-- Entries from a dataset --
## Start

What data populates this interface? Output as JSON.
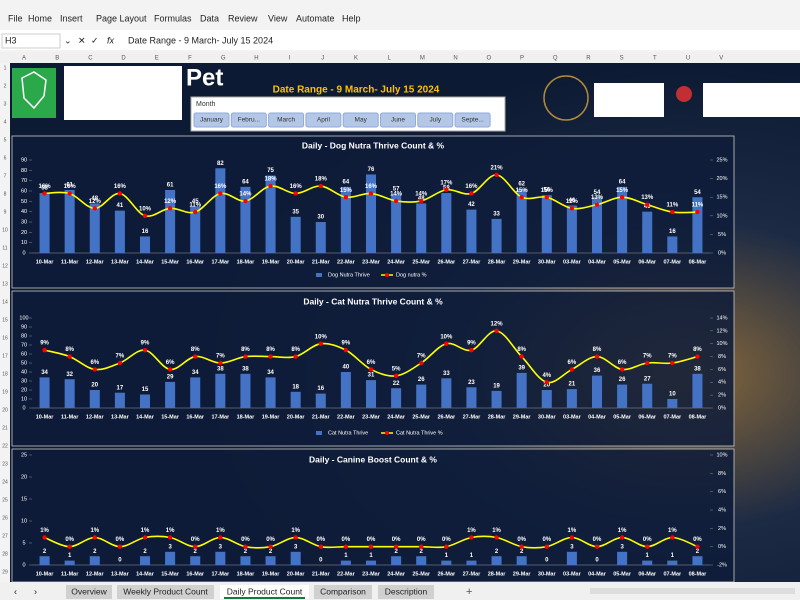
{
  "menu": [
    "File",
    "Home",
    "Insert",
    "Page Layout",
    "Formulas",
    "Data",
    "Review",
    "View",
    "Automate",
    "Help"
  ],
  "formula_bar": {
    "name_box": "H3",
    "fx": "fx",
    "formula": "Date Range - 9 March- July 15 2024"
  },
  "columns": [
    "A",
    "B",
    "C",
    "D",
    "E",
    "F",
    "G",
    "H",
    "I",
    "J",
    "K",
    "L",
    "M",
    "N",
    "O",
    "P",
    "Q",
    "R",
    "S",
    "T",
    "U",
    "V"
  ],
  "rows": [
    "1",
    "2",
    "3",
    "4",
    "5",
    "6",
    "7",
    "8",
    "9",
    "10",
    "11",
    "12",
    "13",
    "14",
    "15",
    "16",
    "17",
    "18",
    "19",
    "20",
    "21",
    "22",
    "23",
    "24",
    "25",
    "26",
    "27",
    "28",
    "29"
  ],
  "header": {
    "title": "Pet",
    "date_range": "Date Range - 9 March- July 15 2024"
  },
  "slicer": {
    "title": "Month",
    "items": [
      "January",
      "Febru...",
      "March",
      "April",
      "May",
      "June",
      "July",
      "Septe..."
    ]
  },
  "tabs": [
    "Overview",
    "Weekly Product Count",
    "Daily Product Count",
    "Comparison",
    "Description"
  ],
  "active_tab": 2,
  "chart_data": [
    {
      "type": "combo",
      "title": "Daily - Dog Nutra Thrive Count & %",
      "categories": [
        "10-Mar",
        "11-Mar",
        "12-Mar",
        "13-Mar",
        "14-Mar",
        "15-Mar",
        "16-Mar",
        "17-Mar",
        "18-Mar",
        "19-Mar",
        "20-Mar",
        "21-Mar",
        "22-Mar",
        "23-Mar",
        "24-Mar",
        "25-Mar",
        "26-Mar",
        "27-Mar",
        "28-Mar",
        "29-Mar",
        "30-Mar",
        "03-Mar",
        "04-Mar",
        "05-Mar",
        "06-Mar",
        "07-Mar",
        "08-Mar"
      ],
      "series": [
        {
          "name": "Dog Nutra Thrive",
          "kind": "bar",
          "color": "#4472c4",
          "values": [
            58,
            61,
            48,
            41,
            16,
            61,
            45,
            82,
            64,
            75,
            35,
            30,
            64,
            76,
            57,
            48,
            58,
            42,
            33,
            62,
            56,
            46,
            54,
            64,
            40,
            16,
            54
          ]
        },
        {
          "name": "Dog nutra %",
          "kind": "line",
          "axis": "y2",
          "color": "#ffff00",
          "marker_color": "#ff0000",
          "values": [
            16,
            16,
            12,
            16,
            10,
            12,
            11,
            16,
            14,
            18,
            16,
            18,
            15,
            16,
            14,
            14,
            17,
            16,
            21,
            15,
            15,
            12,
            13,
            15,
            13,
            11,
            11
          ],
          "value_labels": [
            "16%",
            "16%",
            "12%",
            "16%",
            "10%",
            "12%",
            "11%",
            "16%",
            "14%",
            "18%",
            "16%",
            "18%",
            "15%",
            "16%",
            "14%",
            "14%",
            "17%",
            "16%",
            "21%",
            "15%",
            "15%",
            "12%",
            "13%",
            "15%",
            "13%",
            "11%",
            "11%"
          ]
        }
      ],
      "ylim": [
        0,
        90
      ],
      "yticks": [
        0,
        10,
        20,
        30,
        40,
        50,
        60,
        70,
        80,
        90
      ],
      "y2lim": [
        0,
        25
      ],
      "y2ticks": [
        {
          "value": 0,
          "label": "0%"
        },
        {
          "value": 5,
          "label": "5%"
        },
        {
          "value": 10,
          "label": "10%"
        },
        {
          "value": 15,
          "label": "15%"
        },
        {
          "value": 20,
          "label": "20%"
        },
        {
          "value": 25,
          "label": "25%"
        }
      ]
    },
    {
      "type": "combo",
      "title": "Daily - Cat Nutra Thrive Count & %",
      "categories": [
        "10-Mar",
        "11-Mar",
        "12-Mar",
        "13-Mar",
        "14-Mar",
        "15-Mar",
        "16-Mar",
        "17-Mar",
        "18-Mar",
        "19-Mar",
        "20-Mar",
        "21-Mar",
        "22-Mar",
        "23-Mar",
        "24-Mar",
        "25-Mar",
        "26-Mar",
        "27-Mar",
        "28-Mar",
        "29-Mar",
        "30-Mar",
        "03-Mar",
        "04-Mar",
        "05-Mar",
        "06-Mar",
        "07-Mar",
        "08-Mar"
      ],
      "series": [
        {
          "name": "Cat Nutra Thrive",
          "kind": "bar",
          "color": "#4472c4",
          "values": [
            34,
            32,
            20,
            17,
            15,
            29,
            34,
            38,
            38,
            34,
            18,
            16,
            40,
            31,
            22,
            26,
            33,
            23,
            19,
            39,
            20,
            21,
            36,
            26,
            27,
            10,
            38
          ]
        },
        {
          "name": "Cat Nutra Thrive %",
          "kind": "line",
          "axis": "y2",
          "color": "#ffff00",
          "marker_color": "#ff0000",
          "values": [
            9,
            8,
            6,
            7,
            9,
            6,
            8,
            7,
            8,
            8,
            8,
            10,
            9,
            6,
            5,
            7,
            10,
            9,
            12,
            8,
            4,
            6,
            8,
            6,
            7,
            7,
            8
          ],
          "value_labels": [
            "9%",
            "8%",
            "6%",
            "7%",
            "9%",
            "6%",
            "8%",
            "7%",
            "8%",
            "8%",
            "8%",
            "10%",
            "9%",
            "6%",
            "5%",
            "7%",
            "10%",
            "9%",
            "12%",
            "8%",
            "4%",
            "6%",
            "8%",
            "6%",
            "7%",
            "7%",
            "8%"
          ]
        }
      ],
      "ylim": [
        0,
        100
      ],
      "yticks": [
        0,
        10,
        20,
        30,
        40,
        50,
        60,
        70,
        80,
        90,
        100
      ],
      "y2lim": [
        0,
        14
      ],
      "y2ticks": [
        {
          "value": 0,
          "label": "0%"
        },
        {
          "value": 2,
          "label": "2%"
        },
        {
          "value": 4,
          "label": "4%"
        },
        {
          "value": 6,
          "label": "6%"
        },
        {
          "value": 8,
          "label": "8%"
        },
        {
          "value": 10,
          "label": "10%"
        },
        {
          "value": 12,
          "label": "12%"
        },
        {
          "value": 14,
          "label": "14%"
        }
      ]
    },
    {
      "type": "combo",
      "title": "Daily - Canine Boost Count & %",
      "categories": [
        "10-Mar",
        "11-Mar",
        "12-Mar",
        "13-Mar",
        "14-Mar",
        "15-Mar",
        "16-Mar",
        "17-Mar",
        "18-Mar",
        "19-Mar",
        "20-Mar",
        "21-Mar",
        "22-Mar",
        "23-Mar",
        "24-Mar",
        "25-Mar",
        "26-Mar",
        "27-Mar",
        "28-Mar",
        "29-Mar",
        "30-Mar",
        "03-Mar",
        "04-Mar",
        "05-Mar",
        "06-Mar",
        "07-Mar",
        "08-Mar"
      ],
      "series": [
        {
          "kind": "bar",
          "color": "#4472c4",
          "values": [
            2,
            1,
            2,
            0,
            2,
            3,
            2,
            3,
            2,
            2,
            3,
            0,
            1,
            1,
            2,
            2,
            1,
            1,
            2,
            2,
            0,
            3,
            0,
            3,
            1,
            1,
            2
          ]
        },
        {
          "kind": "line",
          "axis": "y2",
          "color": "#ffff00",
          "marker_color": "#ff0000",
          "values": [
            1,
            0,
            1,
            0,
            1,
            1,
            0,
            1,
            0,
            0,
            1,
            0,
            0,
            0,
            0,
            0,
            0,
            1,
            1,
            0,
            0,
            1,
            0,
            1,
            0,
            1,
            0
          ],
          "value_labels": [
            "1%",
            "0%",
            "1%",
            "0%",
            "1%",
            "1%",
            "0%",
            "1%",
            "0%",
            "0%",
            "1%",
            "0%",
            "0%",
            "0%",
            "0%",
            "0%",
            "0%",
            "1%",
            "1%",
            "0%",
            "0%",
            "1%",
            "0%",
            "1%",
            "0%",
            "1%",
            "0%"
          ]
        }
      ],
      "ylim": [
        0,
        25
      ],
      "yticks": [
        0,
        5,
        10,
        15,
        20,
        25
      ],
      "y2lim": [
        -2,
        10
      ],
      "y2ticks": [
        {
          "value": -2,
          "label": "-2%"
        },
        {
          "value": 0,
          "label": "0%"
        },
        {
          "value": 2,
          "label": "2%"
        },
        {
          "value": 4,
          "label": "4%"
        },
        {
          "value": 6,
          "label": "6%"
        },
        {
          "value": 8,
          "label": "8%"
        },
        {
          "value": 10,
          "label": "10%"
        }
      ]
    }
  ]
}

## End

-- EXERCISE --
Copy every line above that holds the word "July".

-- ANSWER TO THE EXERCISE --
    "formula": "Date Range - 9 March- July 15 2024"
    "date_range": "Date Range - 9 March- July 15 2024"
      "July",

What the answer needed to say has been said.